─── RECORDS SUPPLIED ───
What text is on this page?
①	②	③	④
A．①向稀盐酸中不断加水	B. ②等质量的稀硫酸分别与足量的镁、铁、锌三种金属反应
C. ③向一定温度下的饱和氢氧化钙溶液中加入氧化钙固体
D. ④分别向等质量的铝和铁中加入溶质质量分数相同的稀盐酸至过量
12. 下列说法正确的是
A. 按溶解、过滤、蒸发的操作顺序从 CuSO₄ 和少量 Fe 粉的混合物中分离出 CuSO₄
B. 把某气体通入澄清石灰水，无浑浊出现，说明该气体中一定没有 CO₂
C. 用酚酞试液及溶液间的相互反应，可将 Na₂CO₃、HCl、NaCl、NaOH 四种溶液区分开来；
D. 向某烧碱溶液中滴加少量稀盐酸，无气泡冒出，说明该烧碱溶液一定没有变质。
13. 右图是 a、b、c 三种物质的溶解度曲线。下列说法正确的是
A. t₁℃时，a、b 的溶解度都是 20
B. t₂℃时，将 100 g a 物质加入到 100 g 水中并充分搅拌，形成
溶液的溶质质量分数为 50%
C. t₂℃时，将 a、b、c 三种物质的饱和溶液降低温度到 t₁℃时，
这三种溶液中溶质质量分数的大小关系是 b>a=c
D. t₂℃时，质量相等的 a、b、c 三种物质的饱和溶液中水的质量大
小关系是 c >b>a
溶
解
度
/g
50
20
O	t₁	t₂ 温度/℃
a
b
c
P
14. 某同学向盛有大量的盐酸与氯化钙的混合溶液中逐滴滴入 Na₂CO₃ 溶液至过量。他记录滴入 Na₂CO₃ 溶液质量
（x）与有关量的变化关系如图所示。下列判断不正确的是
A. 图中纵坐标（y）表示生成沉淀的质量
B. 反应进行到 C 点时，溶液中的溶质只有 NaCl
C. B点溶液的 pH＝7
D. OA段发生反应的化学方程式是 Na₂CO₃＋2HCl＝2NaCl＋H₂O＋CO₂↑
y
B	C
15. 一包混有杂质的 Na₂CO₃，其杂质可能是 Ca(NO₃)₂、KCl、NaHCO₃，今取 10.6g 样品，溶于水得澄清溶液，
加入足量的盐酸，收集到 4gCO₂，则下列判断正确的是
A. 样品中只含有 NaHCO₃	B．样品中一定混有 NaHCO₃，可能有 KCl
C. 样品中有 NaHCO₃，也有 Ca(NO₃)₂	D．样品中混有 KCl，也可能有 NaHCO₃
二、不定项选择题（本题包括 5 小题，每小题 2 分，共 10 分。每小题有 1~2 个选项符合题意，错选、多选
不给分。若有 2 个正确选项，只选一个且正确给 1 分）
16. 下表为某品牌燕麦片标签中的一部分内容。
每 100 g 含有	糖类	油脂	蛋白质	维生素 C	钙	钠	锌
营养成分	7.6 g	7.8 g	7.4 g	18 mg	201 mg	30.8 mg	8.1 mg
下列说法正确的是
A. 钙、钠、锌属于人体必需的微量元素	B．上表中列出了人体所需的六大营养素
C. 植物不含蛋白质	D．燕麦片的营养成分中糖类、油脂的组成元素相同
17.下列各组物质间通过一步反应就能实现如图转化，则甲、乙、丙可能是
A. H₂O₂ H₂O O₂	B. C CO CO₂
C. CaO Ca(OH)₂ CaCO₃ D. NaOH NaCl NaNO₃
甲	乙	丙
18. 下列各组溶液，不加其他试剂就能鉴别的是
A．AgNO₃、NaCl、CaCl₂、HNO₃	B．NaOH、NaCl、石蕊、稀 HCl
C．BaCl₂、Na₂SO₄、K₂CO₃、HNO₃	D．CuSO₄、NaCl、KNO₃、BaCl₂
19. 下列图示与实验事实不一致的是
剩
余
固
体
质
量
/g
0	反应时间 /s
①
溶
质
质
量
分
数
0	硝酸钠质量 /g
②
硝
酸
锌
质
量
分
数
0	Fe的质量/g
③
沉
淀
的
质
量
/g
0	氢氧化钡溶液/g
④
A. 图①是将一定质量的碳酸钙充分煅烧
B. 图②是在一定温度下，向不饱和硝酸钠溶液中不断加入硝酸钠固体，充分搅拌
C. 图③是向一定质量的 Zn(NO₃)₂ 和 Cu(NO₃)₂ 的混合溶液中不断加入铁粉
───
▶ _THE EXERCISE_: Go through the listing above and restate it word for word.

▶ _WRITTEN SOLUTION_:
What text is on this page?
①	②	③	④
A．①向稀盐酸中不断加水	B. ②等质量的稀硫酸分别与足量的镁、铁、锌三种金属反应
C. ③向一定温度下的饱和氢氧化钙溶液中加入氧化钙固体
D. ④分别向等质量的铝和铁中加入溶质质量分数相同的稀盐酸至过量
12. 下列说法正确的是
A. 按溶解、过滤、蒸发的操作顺序从 CuSO₄ 和少量 Fe 粉的混合物中分离出 CuSO₄
B. 把某气体通入澄清石灰水，无浑浊出现，说明该气体中一定没有 CO₂
C. 用酚酞试液及溶液间的相互反应，可将 Na₂CO₃、HCl、NaCl、NaOH 四种溶液区分开来；
D. 向某烧碱溶液中滴加少量稀盐酸，无气泡冒出，说明该烧碱溶液一定没有变质。
13. 右图是 a、b、c 三种物质的溶解度曲线。下列说法正确的是
A. t₁℃时，a、b 的溶解度都是 20
B. t₂℃时，将 100 g a 物质加入到 100 g 水中并充分搅拌，形成
溶液的溶质质量分数为 50%
C. t₂℃时，将 a、b、c 三种物质的饱和溶液降低温度到 t₁℃时，
这三种溶液中溶质质量分数的大小关系是 b>a=c
D. t₂℃时，质量相等的 a、b、c 三种物质的饱和溶液中水的质量大
小关系是 c >b>a
溶
解
度
/g
50
20
O	t₁	t₂ 温度/℃
a
b
c
P
14. 某同学向盛有大量的盐酸与氯化钙的混合溶液中逐滴滴入 Na₂CO₃ 溶液至过量。他记录滴入 Na₂CO₃ 溶液质量
（x）与有关量的变化关系如图所示。下列判断不正确的是
A. 图中纵坐标（y）表示生成沉淀的质量
B. 反应进行到 C 点时，溶液中的溶质只有 NaCl
C. B点溶液的 pH＝7
D. OA段发生反应的化学方程式是 Na₂CO₃＋2HCl＝2NaCl＋H₂O＋CO₂↑
y
B	C
15. 一包混有杂质的 Na₂CO₃，其杂质可能是 Ca(NO₃)₂、KCl、NaHCO₃，今取 10.6g 样品，溶于水得澄清溶液，
加入足量的盐酸，收集到 4gCO₂，则下列判断正确的是
A. 样品中只含有 NaHCO₃	B．样品中一定混有 NaHCO₃，可能有 KCl
C. 样品中有 NaHCO₃，也有 Ca(NO₃)₂	D．样品中混有 KCl，也可能有 NaHCO₃
二、不定项选择题（本题包括 5 小题，每小题 2 分，共 10 分。每小题有 1~2 个选项符合题意，错选、多选
不给分。若有 2 个正确选项，只选一个且正确给 1 分）
16. 下表为某品牌燕麦片标签中的一部分内容。
每 100 g 含有	糖类	油脂	蛋白质	维生素 C	钙	钠	锌
营养成分	7.6 g	7.8 g	7.4 g	18 mg	201 mg	30.8 mg	8.1 mg
下列说法正确的是
A. 钙、钠、锌属于人体必需的微量元素	B．上表中列出了人体所需的六大营养素
C. 植物不含蛋白质	D．燕麦片的营养成分中糖类、油脂的组成元素相同
17.下列各组物质间通过一步反应就能实现如图转化，则甲、乙、丙可能是
A. H₂O₂ H₂O O₂	B. C CO CO₂
C. CaO Ca(OH)₂ CaCO₃ D. NaOH NaCl NaNO₃
甲	乙	丙
18. 下列各组溶液，不加其他试剂就能鉴别的是
A．AgNO₃、NaCl、CaCl₂、HNO₃	B．NaOH、NaCl、石蕊、稀 HCl
C．BaCl₂、Na₂SO₄、K₂CO₃、HNO₃	D．CuSO₄、NaCl、KNO₃、BaCl₂
19. 下列图示与实验事实不一致的是
剩
余
固
体
质
量
/g
0	反应时间 /s
①
溶
质
质
量
分
数
0	硝酸钠质量 /g
②
硝
酸
锌
质
量
分
数
0	Fe的质量/g
③
沉
淀
的
质
量
/g
0	氢氧化钡溶液/g
④
A. 图①是将一定质量的碳酸钙充分煅烧
B. 图②是在一定温度下，向不饱和硝酸钠溶液中不断加入硝酸钠固体，充分搅拌
C. 图③是向一定质量的 Zn(NO₃)₂ 和 Cu(NO₃)₂ 的混合溶液中不断加入铁粉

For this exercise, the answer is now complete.